Task statement: Wherever the word "ikke" shows up in a line, please copy that line.

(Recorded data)
------------------------------------

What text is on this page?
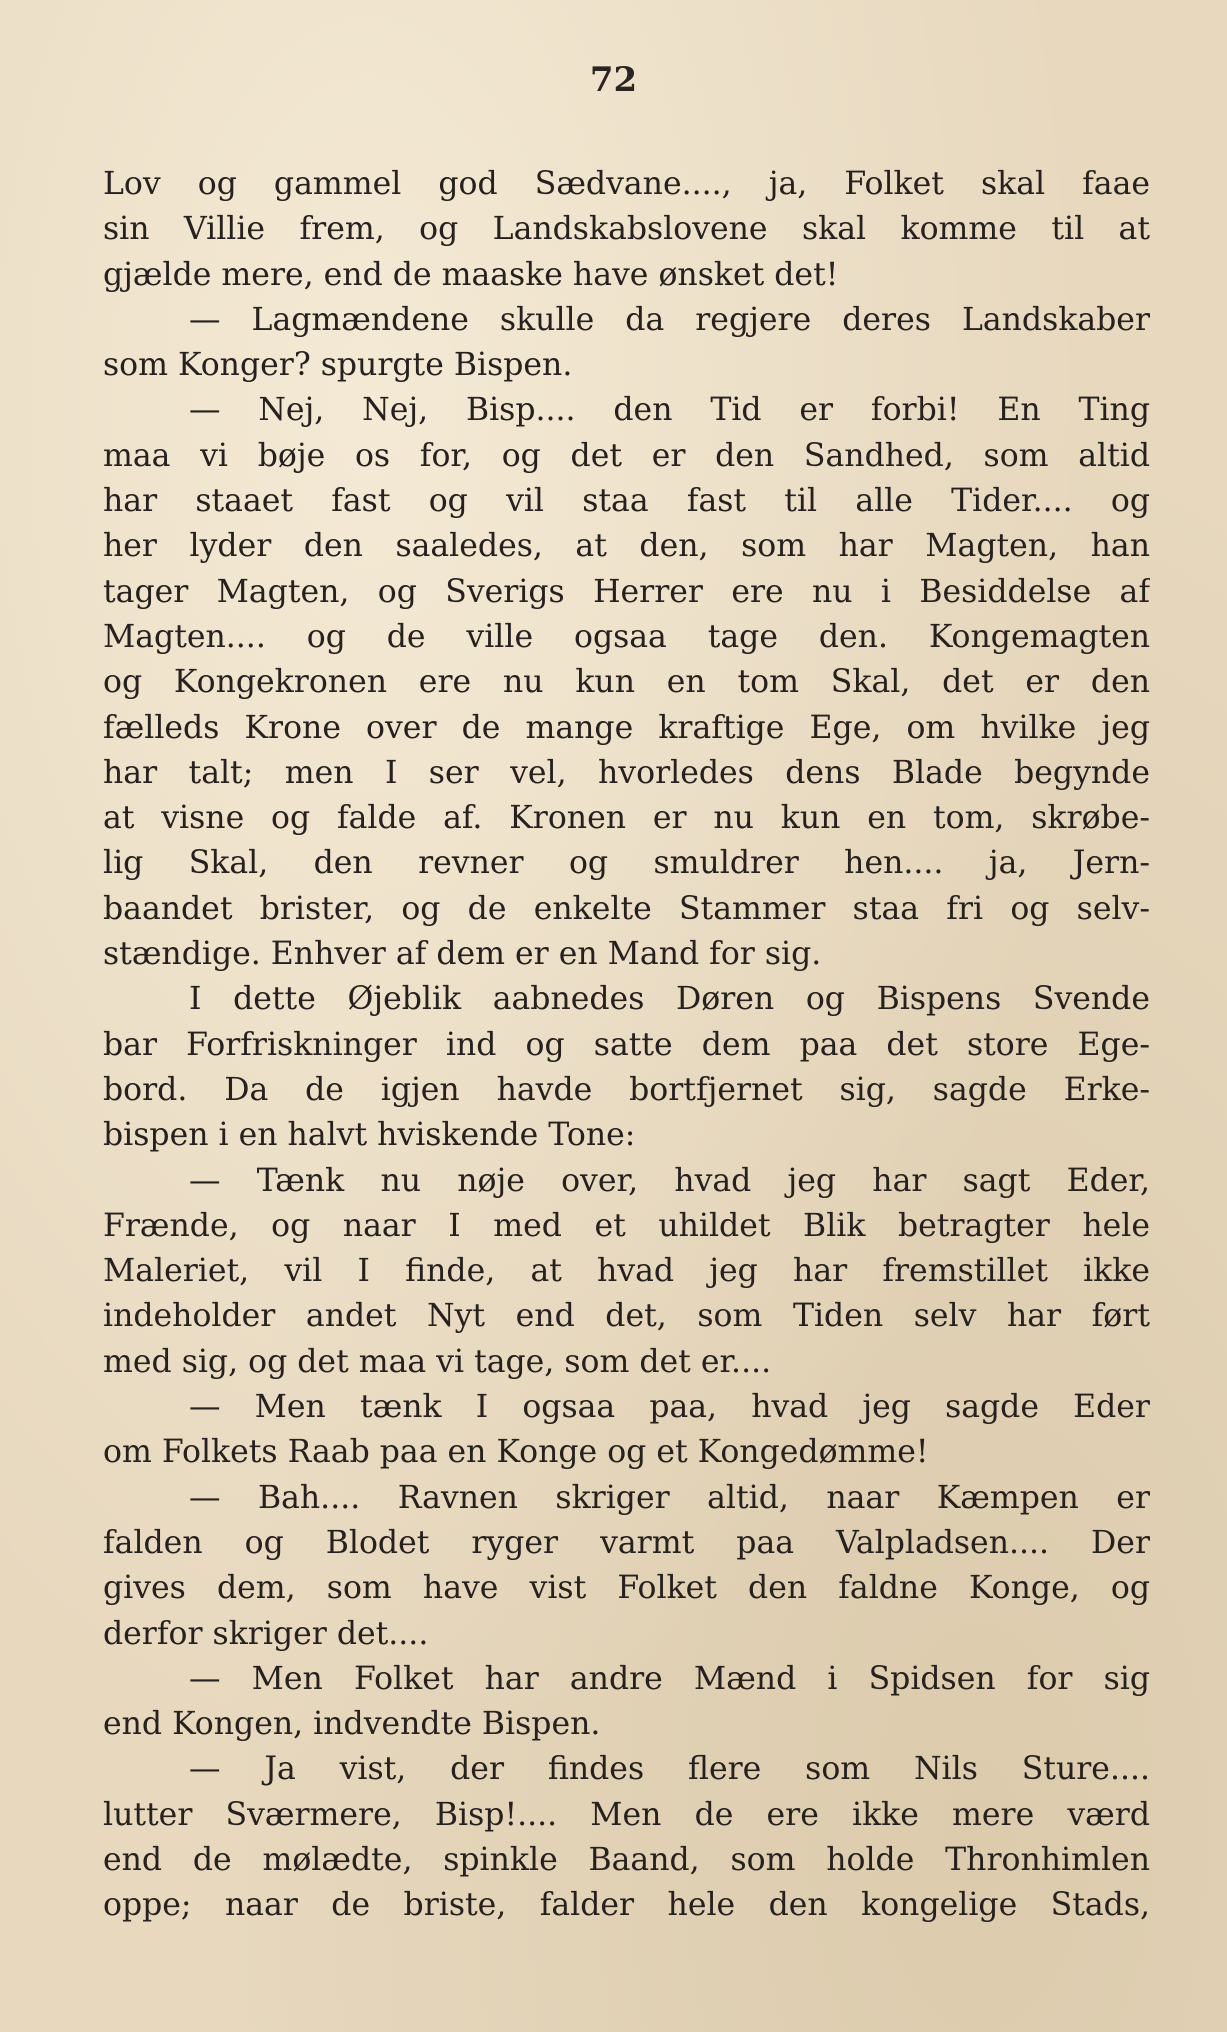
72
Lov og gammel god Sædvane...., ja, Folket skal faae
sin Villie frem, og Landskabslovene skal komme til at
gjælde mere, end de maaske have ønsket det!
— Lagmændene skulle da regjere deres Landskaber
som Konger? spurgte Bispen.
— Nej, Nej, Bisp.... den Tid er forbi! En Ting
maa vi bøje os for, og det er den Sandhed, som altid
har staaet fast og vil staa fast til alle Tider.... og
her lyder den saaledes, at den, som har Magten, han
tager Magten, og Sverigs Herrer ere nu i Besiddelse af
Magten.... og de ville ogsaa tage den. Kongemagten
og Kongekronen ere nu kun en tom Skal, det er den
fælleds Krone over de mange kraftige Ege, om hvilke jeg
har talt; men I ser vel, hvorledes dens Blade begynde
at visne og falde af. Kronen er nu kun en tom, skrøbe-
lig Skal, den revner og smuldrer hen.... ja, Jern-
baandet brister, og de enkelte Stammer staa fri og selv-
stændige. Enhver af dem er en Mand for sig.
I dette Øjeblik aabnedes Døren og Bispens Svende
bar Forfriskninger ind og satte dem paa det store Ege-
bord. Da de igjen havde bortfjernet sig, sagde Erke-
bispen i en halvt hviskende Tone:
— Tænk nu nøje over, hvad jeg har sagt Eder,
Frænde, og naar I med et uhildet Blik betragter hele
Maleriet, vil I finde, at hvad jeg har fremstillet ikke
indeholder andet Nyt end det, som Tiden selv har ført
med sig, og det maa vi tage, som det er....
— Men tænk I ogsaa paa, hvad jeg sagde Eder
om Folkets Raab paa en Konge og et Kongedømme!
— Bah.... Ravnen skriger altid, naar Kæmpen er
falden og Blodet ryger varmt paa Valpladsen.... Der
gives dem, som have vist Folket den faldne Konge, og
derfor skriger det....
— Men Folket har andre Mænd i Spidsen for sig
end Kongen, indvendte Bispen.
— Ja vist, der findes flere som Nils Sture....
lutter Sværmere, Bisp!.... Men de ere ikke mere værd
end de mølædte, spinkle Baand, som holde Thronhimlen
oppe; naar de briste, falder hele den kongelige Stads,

------------------------------------

Answer to the exercise:
Maleriet, vil I finde, at hvad jeg har fremstillet ikke
lutter Sværmere, Bisp!.... Men de ere ikke mere værd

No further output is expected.